*** Supplied information

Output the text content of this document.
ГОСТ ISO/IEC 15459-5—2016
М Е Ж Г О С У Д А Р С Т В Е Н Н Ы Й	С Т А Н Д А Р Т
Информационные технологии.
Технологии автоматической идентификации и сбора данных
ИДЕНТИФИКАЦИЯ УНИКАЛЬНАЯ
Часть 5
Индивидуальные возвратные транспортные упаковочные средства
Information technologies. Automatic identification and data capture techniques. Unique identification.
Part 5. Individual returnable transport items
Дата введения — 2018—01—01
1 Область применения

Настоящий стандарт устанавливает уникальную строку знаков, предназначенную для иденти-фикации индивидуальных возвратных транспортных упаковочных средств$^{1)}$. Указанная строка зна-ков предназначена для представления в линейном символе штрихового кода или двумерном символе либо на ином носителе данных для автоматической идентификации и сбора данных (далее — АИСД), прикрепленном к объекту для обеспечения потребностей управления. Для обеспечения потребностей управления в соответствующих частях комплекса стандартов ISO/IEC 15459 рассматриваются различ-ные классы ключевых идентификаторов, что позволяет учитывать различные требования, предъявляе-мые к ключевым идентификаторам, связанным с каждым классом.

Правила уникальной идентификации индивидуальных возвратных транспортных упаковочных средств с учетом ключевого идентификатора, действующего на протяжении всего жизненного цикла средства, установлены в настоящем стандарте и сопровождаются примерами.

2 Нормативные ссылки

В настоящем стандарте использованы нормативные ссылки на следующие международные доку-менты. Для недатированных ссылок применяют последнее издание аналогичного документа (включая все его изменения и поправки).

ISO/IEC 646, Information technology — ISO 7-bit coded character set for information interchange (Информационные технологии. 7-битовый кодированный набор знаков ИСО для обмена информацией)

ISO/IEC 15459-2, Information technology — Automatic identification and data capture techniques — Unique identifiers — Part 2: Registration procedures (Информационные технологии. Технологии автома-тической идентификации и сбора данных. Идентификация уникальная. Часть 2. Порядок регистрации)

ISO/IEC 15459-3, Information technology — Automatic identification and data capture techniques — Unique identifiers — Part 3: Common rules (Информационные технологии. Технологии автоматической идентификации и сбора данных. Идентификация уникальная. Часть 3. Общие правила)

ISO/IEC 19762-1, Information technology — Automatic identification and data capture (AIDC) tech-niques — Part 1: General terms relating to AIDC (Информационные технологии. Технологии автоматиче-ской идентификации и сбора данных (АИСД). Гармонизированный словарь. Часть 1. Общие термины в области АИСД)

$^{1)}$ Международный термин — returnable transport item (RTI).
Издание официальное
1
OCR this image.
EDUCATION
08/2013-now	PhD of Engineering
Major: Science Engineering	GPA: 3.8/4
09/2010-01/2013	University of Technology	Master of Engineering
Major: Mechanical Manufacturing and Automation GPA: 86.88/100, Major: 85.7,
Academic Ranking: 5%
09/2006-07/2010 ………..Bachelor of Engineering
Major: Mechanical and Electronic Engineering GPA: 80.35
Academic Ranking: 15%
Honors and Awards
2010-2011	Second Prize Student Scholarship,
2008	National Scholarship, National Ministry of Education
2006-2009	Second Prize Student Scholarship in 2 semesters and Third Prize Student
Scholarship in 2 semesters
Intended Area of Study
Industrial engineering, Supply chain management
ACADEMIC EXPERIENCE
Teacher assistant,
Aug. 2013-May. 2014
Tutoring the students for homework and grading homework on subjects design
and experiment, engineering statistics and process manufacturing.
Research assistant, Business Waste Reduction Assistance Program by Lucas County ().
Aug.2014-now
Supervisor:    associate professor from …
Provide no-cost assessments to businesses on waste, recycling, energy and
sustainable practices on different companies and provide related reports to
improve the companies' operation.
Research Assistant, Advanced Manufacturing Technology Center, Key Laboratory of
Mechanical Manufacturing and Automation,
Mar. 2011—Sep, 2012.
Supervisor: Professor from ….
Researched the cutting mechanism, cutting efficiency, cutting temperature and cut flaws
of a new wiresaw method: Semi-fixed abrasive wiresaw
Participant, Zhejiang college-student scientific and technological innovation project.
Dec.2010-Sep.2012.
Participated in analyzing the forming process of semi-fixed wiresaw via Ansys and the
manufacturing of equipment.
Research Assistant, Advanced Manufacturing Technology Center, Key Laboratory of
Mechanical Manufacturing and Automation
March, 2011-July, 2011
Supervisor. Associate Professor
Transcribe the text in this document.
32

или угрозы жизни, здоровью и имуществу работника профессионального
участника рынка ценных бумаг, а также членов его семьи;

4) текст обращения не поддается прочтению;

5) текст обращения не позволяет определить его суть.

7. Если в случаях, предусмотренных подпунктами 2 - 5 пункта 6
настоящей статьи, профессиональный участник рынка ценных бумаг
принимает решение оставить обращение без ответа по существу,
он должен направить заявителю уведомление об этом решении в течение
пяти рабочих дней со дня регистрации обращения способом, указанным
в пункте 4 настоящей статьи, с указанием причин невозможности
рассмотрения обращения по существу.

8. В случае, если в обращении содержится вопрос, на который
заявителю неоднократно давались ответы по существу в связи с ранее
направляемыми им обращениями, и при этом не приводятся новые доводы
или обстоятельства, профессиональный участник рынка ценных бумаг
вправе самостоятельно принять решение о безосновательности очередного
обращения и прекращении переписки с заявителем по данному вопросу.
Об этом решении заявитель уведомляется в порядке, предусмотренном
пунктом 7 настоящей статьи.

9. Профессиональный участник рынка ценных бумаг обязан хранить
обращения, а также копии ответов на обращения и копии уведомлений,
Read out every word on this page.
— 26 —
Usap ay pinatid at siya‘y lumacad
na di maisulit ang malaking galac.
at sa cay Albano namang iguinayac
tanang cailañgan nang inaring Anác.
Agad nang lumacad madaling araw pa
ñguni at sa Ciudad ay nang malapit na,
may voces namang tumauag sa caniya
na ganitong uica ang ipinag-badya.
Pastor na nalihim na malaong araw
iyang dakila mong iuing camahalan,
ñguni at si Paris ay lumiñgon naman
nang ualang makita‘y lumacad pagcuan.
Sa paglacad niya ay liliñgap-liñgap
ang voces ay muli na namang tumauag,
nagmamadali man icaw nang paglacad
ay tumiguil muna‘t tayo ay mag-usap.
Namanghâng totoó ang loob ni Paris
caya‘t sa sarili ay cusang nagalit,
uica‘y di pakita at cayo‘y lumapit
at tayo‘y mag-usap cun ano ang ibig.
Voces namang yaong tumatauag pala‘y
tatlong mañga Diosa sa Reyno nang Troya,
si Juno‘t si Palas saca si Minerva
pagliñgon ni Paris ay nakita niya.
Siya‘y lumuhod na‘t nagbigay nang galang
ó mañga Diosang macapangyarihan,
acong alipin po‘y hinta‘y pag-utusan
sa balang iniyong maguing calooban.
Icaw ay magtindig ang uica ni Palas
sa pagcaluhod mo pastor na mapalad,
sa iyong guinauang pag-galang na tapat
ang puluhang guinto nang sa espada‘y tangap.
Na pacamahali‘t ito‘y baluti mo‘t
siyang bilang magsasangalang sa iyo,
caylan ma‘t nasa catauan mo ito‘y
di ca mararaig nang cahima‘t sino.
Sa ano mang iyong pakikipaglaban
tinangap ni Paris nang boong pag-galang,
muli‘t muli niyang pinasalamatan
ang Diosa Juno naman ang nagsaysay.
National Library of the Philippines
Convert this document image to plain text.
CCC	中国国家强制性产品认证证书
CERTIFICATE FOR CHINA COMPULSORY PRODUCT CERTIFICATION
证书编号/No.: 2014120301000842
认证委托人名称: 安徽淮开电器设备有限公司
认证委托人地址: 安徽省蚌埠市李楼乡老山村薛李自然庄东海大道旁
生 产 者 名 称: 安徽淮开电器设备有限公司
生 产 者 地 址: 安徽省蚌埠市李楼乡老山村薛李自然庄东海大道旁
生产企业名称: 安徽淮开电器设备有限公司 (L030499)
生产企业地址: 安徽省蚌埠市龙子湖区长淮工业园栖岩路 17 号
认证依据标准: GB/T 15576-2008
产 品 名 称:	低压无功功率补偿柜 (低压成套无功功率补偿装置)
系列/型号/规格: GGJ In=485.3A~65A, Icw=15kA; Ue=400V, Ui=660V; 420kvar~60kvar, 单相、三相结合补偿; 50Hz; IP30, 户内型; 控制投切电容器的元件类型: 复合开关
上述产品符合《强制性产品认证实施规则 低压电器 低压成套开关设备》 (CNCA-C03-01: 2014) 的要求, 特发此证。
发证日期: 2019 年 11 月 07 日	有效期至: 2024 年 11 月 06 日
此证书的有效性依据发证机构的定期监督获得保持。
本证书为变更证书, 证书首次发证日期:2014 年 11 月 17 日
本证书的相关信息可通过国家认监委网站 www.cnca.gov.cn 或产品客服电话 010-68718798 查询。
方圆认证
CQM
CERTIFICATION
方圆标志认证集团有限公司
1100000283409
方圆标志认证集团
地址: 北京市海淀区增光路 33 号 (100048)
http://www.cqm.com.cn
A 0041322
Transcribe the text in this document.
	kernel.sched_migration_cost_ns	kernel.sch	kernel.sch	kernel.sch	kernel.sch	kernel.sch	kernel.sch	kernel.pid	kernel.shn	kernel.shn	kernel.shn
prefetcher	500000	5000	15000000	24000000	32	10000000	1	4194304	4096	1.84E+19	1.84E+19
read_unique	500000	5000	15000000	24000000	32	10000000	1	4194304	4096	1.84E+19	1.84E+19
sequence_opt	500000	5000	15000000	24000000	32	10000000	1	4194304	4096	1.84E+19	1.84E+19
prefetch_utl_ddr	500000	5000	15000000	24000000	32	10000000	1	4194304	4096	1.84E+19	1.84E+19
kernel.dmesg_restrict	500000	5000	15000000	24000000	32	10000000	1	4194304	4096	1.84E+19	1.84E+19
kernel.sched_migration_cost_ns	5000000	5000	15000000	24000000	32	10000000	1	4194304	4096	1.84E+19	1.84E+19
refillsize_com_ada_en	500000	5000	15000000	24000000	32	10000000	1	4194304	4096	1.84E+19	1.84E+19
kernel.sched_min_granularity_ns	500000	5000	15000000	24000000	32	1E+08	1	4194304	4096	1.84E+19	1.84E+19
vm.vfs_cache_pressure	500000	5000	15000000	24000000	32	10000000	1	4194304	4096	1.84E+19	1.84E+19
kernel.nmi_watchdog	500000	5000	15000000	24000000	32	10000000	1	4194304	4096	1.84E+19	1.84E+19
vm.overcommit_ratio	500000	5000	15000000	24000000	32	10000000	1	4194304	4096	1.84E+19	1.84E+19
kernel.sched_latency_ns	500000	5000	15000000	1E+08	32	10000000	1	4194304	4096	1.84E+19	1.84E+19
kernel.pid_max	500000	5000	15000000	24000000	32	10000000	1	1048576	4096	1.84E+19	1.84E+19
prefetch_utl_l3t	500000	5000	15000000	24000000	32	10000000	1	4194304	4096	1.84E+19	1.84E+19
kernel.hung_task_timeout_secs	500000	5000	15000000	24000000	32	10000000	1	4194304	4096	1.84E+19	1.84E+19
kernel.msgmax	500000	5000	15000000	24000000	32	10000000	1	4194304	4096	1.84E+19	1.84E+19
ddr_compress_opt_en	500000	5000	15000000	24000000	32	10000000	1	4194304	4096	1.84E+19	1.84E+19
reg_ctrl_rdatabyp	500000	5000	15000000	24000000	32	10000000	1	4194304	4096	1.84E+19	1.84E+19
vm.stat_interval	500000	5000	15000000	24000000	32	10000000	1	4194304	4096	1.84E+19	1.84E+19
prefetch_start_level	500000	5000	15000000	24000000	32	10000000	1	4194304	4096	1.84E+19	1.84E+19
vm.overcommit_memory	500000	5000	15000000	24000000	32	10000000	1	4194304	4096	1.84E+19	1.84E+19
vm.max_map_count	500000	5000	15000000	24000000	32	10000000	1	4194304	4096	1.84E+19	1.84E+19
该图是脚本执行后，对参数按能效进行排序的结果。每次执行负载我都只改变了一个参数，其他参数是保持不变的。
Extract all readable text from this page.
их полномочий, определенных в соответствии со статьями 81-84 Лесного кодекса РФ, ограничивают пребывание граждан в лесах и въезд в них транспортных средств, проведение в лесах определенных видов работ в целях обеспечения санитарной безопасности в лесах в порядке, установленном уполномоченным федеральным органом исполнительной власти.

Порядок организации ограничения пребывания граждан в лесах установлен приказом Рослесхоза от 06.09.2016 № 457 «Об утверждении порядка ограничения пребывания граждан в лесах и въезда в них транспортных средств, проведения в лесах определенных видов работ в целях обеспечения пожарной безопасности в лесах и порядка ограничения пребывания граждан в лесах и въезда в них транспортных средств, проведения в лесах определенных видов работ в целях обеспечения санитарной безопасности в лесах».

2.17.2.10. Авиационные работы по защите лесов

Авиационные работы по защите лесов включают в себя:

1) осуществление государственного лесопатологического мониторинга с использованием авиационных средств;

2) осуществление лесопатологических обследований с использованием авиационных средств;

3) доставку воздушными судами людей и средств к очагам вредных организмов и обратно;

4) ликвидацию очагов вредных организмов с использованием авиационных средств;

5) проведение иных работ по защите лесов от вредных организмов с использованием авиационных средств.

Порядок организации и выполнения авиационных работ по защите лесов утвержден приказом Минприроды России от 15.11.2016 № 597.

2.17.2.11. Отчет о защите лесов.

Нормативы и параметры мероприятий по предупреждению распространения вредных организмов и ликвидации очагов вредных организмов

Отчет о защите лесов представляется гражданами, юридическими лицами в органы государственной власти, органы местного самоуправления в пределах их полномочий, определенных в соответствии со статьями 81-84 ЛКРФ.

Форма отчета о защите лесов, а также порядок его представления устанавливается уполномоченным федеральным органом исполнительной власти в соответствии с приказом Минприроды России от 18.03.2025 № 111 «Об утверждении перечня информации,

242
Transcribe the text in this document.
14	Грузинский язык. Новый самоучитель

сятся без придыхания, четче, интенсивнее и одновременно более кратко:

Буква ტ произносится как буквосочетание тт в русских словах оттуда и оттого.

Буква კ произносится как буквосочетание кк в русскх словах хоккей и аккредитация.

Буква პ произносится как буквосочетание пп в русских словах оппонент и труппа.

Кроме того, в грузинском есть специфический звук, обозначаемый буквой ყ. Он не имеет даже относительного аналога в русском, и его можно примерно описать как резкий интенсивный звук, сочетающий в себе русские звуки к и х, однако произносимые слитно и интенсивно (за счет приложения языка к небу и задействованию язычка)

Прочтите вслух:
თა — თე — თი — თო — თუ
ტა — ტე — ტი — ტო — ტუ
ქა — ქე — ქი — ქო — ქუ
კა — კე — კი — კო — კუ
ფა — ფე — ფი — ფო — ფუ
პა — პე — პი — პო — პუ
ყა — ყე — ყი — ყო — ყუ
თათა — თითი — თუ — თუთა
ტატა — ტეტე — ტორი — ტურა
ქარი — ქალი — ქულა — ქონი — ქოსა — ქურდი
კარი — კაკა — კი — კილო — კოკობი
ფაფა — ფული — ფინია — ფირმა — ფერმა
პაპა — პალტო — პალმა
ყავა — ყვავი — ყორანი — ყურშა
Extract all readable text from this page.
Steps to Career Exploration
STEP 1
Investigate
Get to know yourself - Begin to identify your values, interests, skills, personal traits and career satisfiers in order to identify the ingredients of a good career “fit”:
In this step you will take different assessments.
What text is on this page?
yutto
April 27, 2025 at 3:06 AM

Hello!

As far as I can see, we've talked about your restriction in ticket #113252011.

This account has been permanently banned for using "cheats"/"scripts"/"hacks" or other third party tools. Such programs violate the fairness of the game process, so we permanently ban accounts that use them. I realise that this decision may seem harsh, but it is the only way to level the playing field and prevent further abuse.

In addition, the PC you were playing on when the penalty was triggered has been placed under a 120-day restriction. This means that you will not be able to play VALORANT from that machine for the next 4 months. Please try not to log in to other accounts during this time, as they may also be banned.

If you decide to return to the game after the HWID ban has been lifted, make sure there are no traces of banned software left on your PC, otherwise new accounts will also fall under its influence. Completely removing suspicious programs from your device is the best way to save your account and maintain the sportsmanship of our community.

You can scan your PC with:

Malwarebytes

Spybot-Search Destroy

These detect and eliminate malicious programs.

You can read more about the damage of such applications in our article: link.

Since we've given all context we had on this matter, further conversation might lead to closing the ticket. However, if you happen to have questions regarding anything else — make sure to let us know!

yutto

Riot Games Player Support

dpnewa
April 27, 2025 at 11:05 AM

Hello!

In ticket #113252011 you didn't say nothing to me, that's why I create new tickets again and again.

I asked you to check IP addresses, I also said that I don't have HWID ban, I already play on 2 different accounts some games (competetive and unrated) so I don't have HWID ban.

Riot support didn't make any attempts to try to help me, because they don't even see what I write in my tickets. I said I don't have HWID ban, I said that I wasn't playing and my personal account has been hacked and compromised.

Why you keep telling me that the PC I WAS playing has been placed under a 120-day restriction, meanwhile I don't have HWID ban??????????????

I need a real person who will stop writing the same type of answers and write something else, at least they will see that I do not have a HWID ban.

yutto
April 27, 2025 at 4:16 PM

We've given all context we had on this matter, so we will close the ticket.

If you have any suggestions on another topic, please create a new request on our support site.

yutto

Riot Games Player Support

******

### Task
Write down the number of lines where the word "tayo" appears, and nothing further.

### Result
2